### Records supplied
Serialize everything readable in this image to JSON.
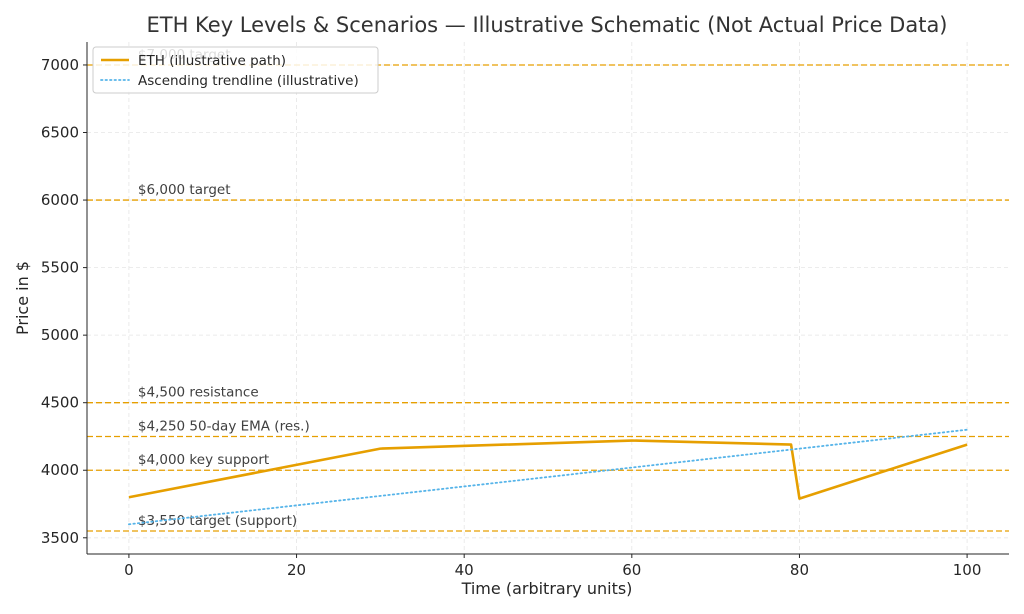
{
  "chart_data": {
    "type": "line",
    "title": "ETH Key Levels & Scenarios — Illustrative Schematic (Not Actual Price Data)",
    "xlabel": "Time (arbitrary units)",
    "ylabel": "Price in $",
    "xlim": [
      -5,
      105
    ],
    "ylim": [
      3380,
      7170
    ],
    "xticks": [
      0,
      20,
      40,
      60,
      80,
      100
    ],
    "yticks": [
      3500,
      4000,
      4500,
      5000,
      5500,
      6000,
      6500,
      7000
    ],
    "grid": true,
    "legend_position": "top-left",
    "series": [
      {
        "name": "ETH (illustrative path)",
        "style": "solid",
        "color": "#E69F00",
        "x": [
          0,
          30,
          60,
          79,
          80,
          100
        ],
        "y": [
          3800,
          4160,
          4220,
          4190,
          3790,
          4190
        ]
      },
      {
        "name": "Ascending trendline (illustrative)",
        "style": "dotted",
        "color": "#56B4E9",
        "x": [
          0,
          100
        ],
        "y": [
          3600,
          4300
        ]
      }
    ],
    "levels": [
      {
        "value": 7000,
        "label": "$7,000 target"
      },
      {
        "value": 6000,
        "label": "$6,000 target"
      },
      {
        "value": 4500,
        "label": "$4,500 resistance"
      },
      {
        "value": 4250,
        "label": "$4,250 50-day EMA (res.)"
      },
      {
        "value": 4000,
        "label": "$4,000 key support"
      },
      {
        "value": 3550,
        "label": "$3,550 target (support)"
      }
    ],
    "level_color": "#E69F00"
  }
}
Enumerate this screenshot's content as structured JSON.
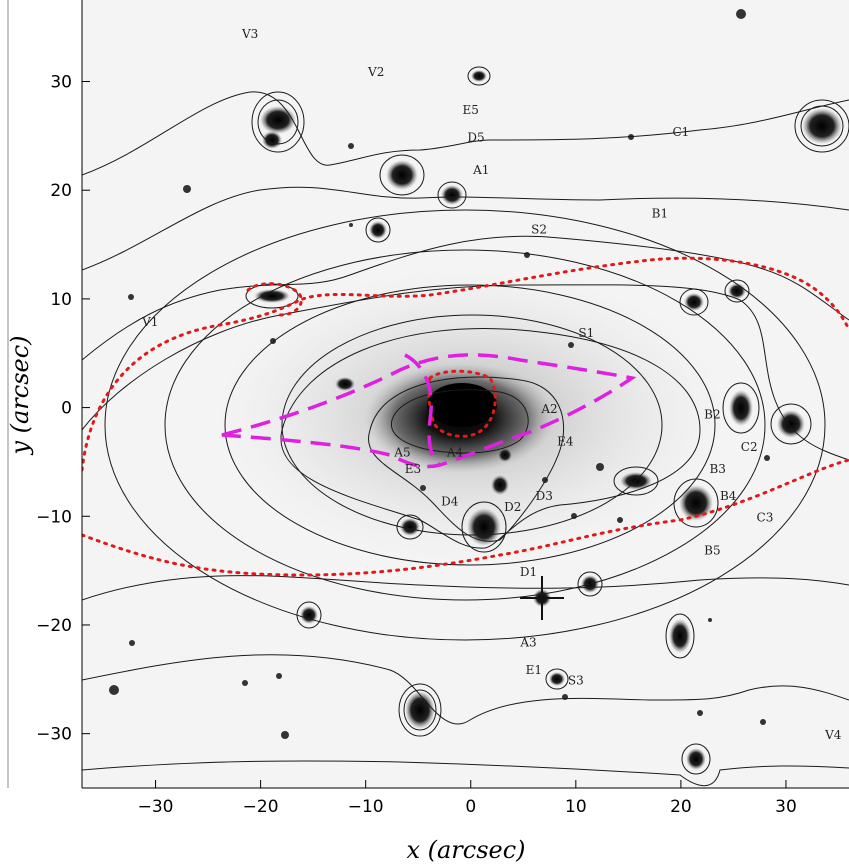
{
  "figure": {
    "x_axis_title": "x (arcsec)",
    "y_axis_title": "y (arcsec)",
    "x_ticks": [
      {
        "value": -30,
        "label": "−30"
      },
      {
        "value": -20,
        "label": "−20"
      },
      {
        "value": -10,
        "label": "−10"
      },
      {
        "value": 0,
        "label": "0"
      },
      {
        "value": 10,
        "label": "10"
      },
      {
        "value": 20,
        "label": "20"
      },
      {
        "value": 30,
        "label": "30"
      }
    ],
    "y_ticks": [
      {
        "value": 30,
        "label": "30"
      },
      {
        "value": 20,
        "label": "20"
      },
      {
        "value": 10,
        "label": "10"
      },
      {
        "value": 0,
        "label": "0"
      },
      {
        "value": -10,
        "label": "−10"
      },
      {
        "value": -20,
        "label": "−20"
      },
      {
        "value": -30,
        "label": "−30"
      }
    ],
    "x_range": [
      -37,
      36
    ],
    "y_range": [
      -35,
      37.5
    ],
    "colors": {
      "background": "#f4f4f4",
      "contour": "#1a1a1a",
      "critical_curve": "#e01a1a",
      "caustic": "#e020e0"
    },
    "labels": [
      {
        "text": "V3",
        "x": -21,
        "y": 34
      },
      {
        "text": "V2",
        "x": -9,
        "y": 30.5
      },
      {
        "text": "E5",
        "x": 0,
        "y": 27
      },
      {
        "text": "D5",
        "x": 0.5,
        "y": 24.5
      },
      {
        "text": "C1",
        "x": 20,
        "y": 25
      },
      {
        "text": "A1",
        "x": 1,
        "y": 21.5
      },
      {
        "text": "B1",
        "x": 18,
        "y": 17.5
      },
      {
        "text": "S2",
        "x": 6.5,
        "y": 16
      },
      {
        "text": "V1",
        "x": -30.5,
        "y": 7.5
      },
      {
        "text": "S1",
        "x": 11,
        "y": 6.5
      },
      {
        "text": "A2",
        "x": 7.5,
        "y": -0.5
      },
      {
        "text": "B2",
        "x": 23,
        "y": -1
      },
      {
        "text": "E4",
        "x": 9,
        "y": -3.5
      },
      {
        "text": "C2",
        "x": 26.5,
        "y": -4
      },
      {
        "text": "A5",
        "x": -6.5,
        "y": -4.5
      },
      {
        "text": "A4",
        "x": -1.5,
        "y": -4.5
      },
      {
        "text": "E3",
        "x": -5.5,
        "y": -6
      },
      {
        "text": "B3",
        "x": 23.5,
        "y": -6
      },
      {
        "text": "B4",
        "x": 24.5,
        "y": -8.5
      },
      {
        "text": "D4",
        "x": -2,
        "y": -9
      },
      {
        "text": "D2",
        "x": 4,
        "y": -9.5
      },
      {
        "text": "D3",
        "x": 7,
        "y": -8.5
      },
      {
        "text": "C3",
        "x": 28,
        "y": -10.5
      },
      {
        "text": "B5",
        "x": 23,
        "y": -13.5
      },
      {
        "text": "D1",
        "x": 5.5,
        "y": -15.5
      },
      {
        "text": "A3",
        "x": 5.5,
        "y": -22
      },
      {
        "text": "E1",
        "x": 6,
        "y": -24.5
      },
      {
        "text": "S3",
        "x": 10,
        "y": -25.5
      },
      {
        "text": "V4",
        "x": 34.5,
        "y": -30.5
      }
    ]
  }
}
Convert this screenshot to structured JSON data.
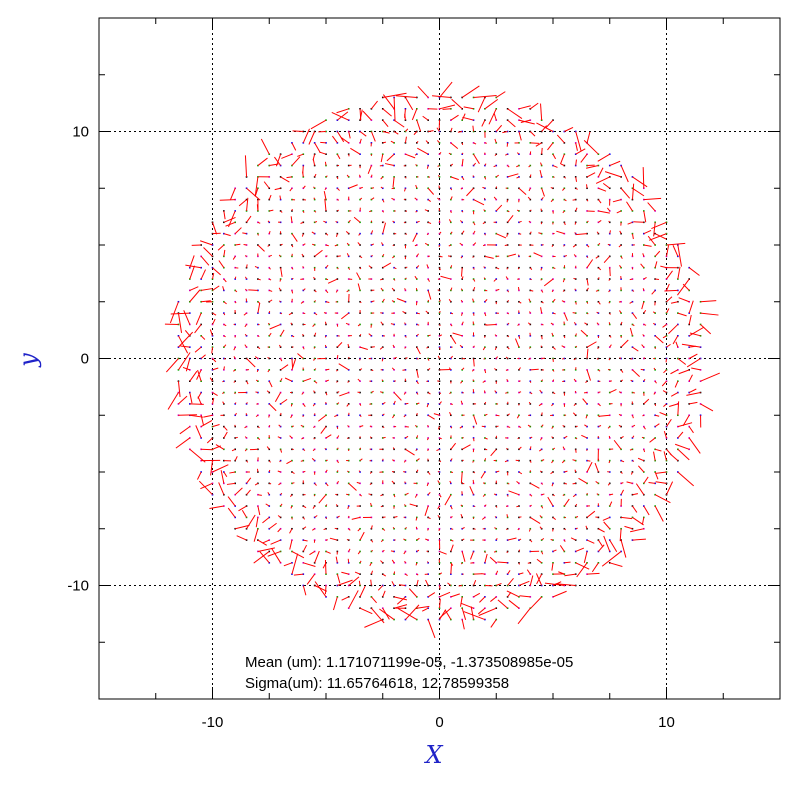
{
  "chart_data": {
    "type": "scatter",
    "subtype": "quiver",
    "title": "",
    "xlabel": "X",
    "ylabel": "y",
    "xlim": [
      -15,
      15
    ],
    "ylim": [
      -15,
      15
    ],
    "grid": true,
    "x_major_ticks": [
      -10,
      0,
      10
    ],
    "y_major_ticks": [
      -10,
      0,
      10
    ],
    "x_tick_labels": [
      "-10",
      "0",
      "10"
    ],
    "y_tick_labels": [
      "-10",
      "0",
      "10"
    ],
    "minor_tick_step": 2.5,
    "field": {
      "shape": "disk",
      "center": [
        0,
        0
      ],
      "radius": 11.8,
      "grid_step": 0.5,
      "marker_colors": [
        "#00aa00",
        "#0000ff",
        "#cc00cc",
        "#000000"
      ],
      "vector_color": "#ff0000"
    },
    "annotations": [
      {
        "label": "Mean (um): ",
        "value": "1.171071199e-05, -1.373508985e-05"
      },
      {
        "label": "Sigma(um): ",
        "value": "11.65764618, 12.78599358"
      }
    ],
    "colors": {
      "axis_title": "#1f23c8",
      "vector": "#ff0000"
    }
  }
}
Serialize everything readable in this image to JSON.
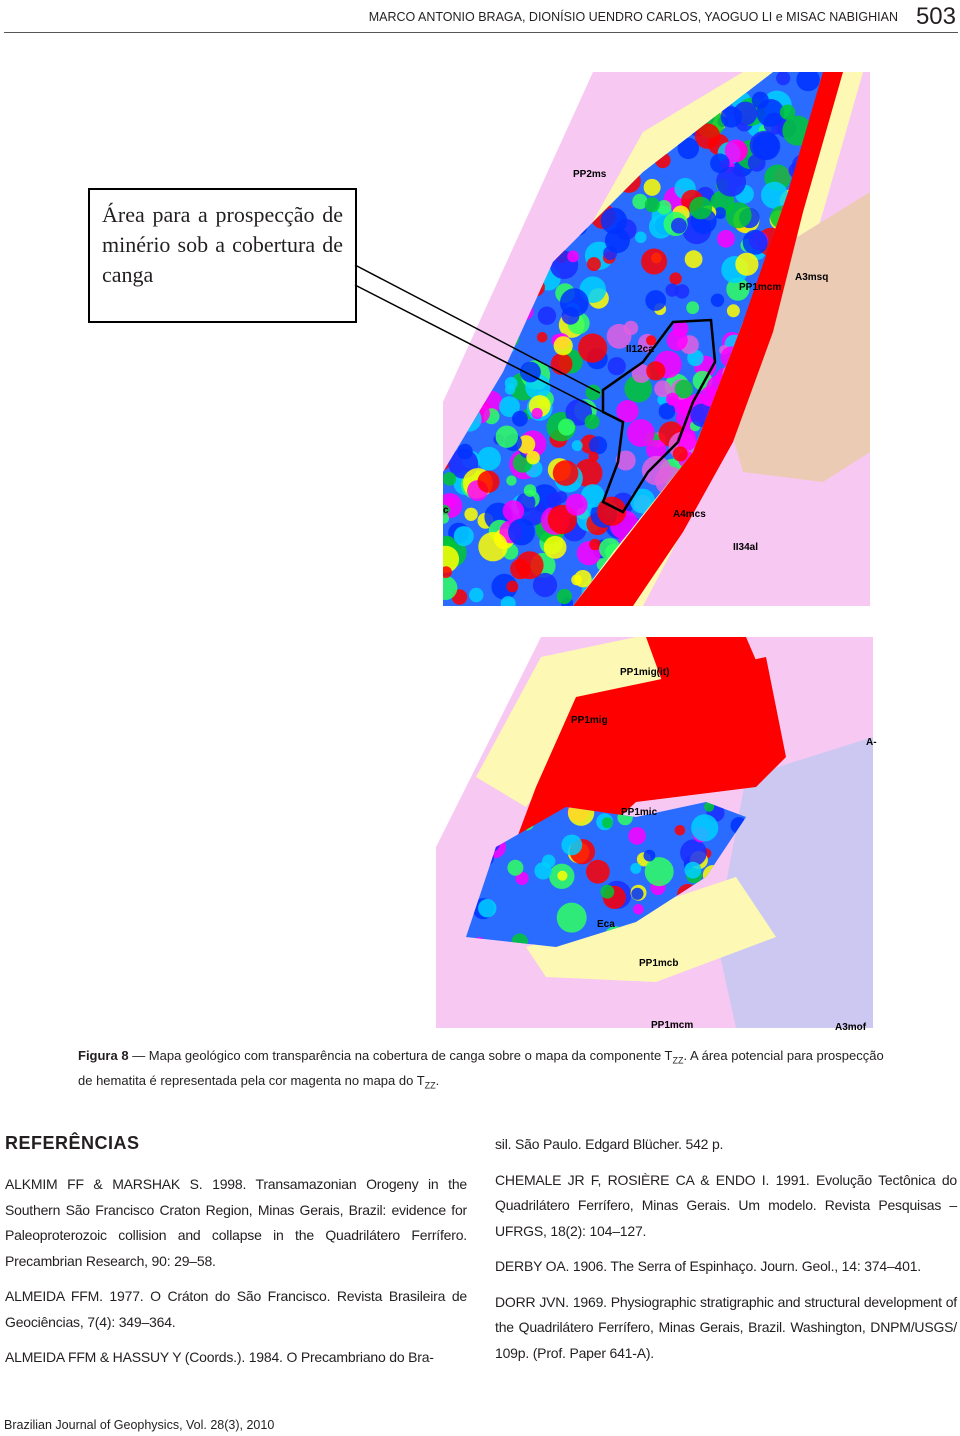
{
  "header": {
    "authors": "MARCO ANTONIO BRAGA, DIONÍSIO UENDRO CARLOS, YAOGUO LI e MISAC NABIGHIAN",
    "page_number": "503"
  },
  "figure": {
    "callout": "Área para a prospecção de minério sob a cobertura de canga",
    "map_top_labels": [
      "PP2ms",
      "PP1mcm",
      "A3msq",
      "II12ca",
      "A4mcs",
      "II34al",
      "c"
    ],
    "map_bottom_labels": [
      "PP1mig(it)",
      "PP1mig",
      "A-",
      "PP1mic",
      "Eca",
      "PP1mcb",
      "PP1mcm",
      "A3mof"
    ],
    "caption": {
      "label": "Figura 8",
      "text_1": " — Mapa geológico com transparência na cobertura de canga sobre o mapa da componente T",
      "sub_1": "ZZ",
      "text_2": ". A área potencial para prospecção de hematita é representada pela cor magenta no mapa do T",
      "sub_2": "ZZ",
      "text_3": "."
    }
  },
  "references": {
    "title": "REFERÊNCIAS",
    "left": [
      "ALKMIM FF & MARSHAK S. 1998. Transamazonian Orogeny in the Southern São Francisco Craton Region, Minas Gerais, Brazil: evidence for Paleoproterozoic collision and collapse in the Quadrilátero Ferrífero. Precambrian Research, 90: 29–58.",
      "ALMEIDA FFM. 1977. O Cráton do São Francisco. Revista Brasileira de Geociências, 7(4): 349–364.",
      "ALMEIDA FFM & HASSUY Y (Coords.). 1984. O Precambriano do Bra-"
    ],
    "right": [
      "sil. São Paulo. Edgard Blücher. 542 p.",
      "CHEMALE JR F, ROSIÈRE CA & ENDO I. 1991. Evolução Tectônica do Quadrilátero Ferrífero, Minas Gerais. Um modelo. Revista Pesquisas – UFRGS, 18(2): 104–127.",
      "DERBY OA. 1906. The Serra of Espinhaço. Journ. Geol., 14: 374–401.",
      "DORR JVN. 1969. Physiographic stratigraphic and structural development of the Quadrilátero Ferrífero, Minas Gerais, Brazil. Washington, DNPM/USGS/ 109p. (Prof. Paper 641-A)."
    ]
  },
  "footer": "Brazilian Journal of Geophysics, Vol. 28(3), 2010"
}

### Task description
Lines containing the string "target" are to be selected and copied.

### Final result
        "label": "$7,000 target"
        "label": "$6,000 target"
        "label": "$3,550 target (support)"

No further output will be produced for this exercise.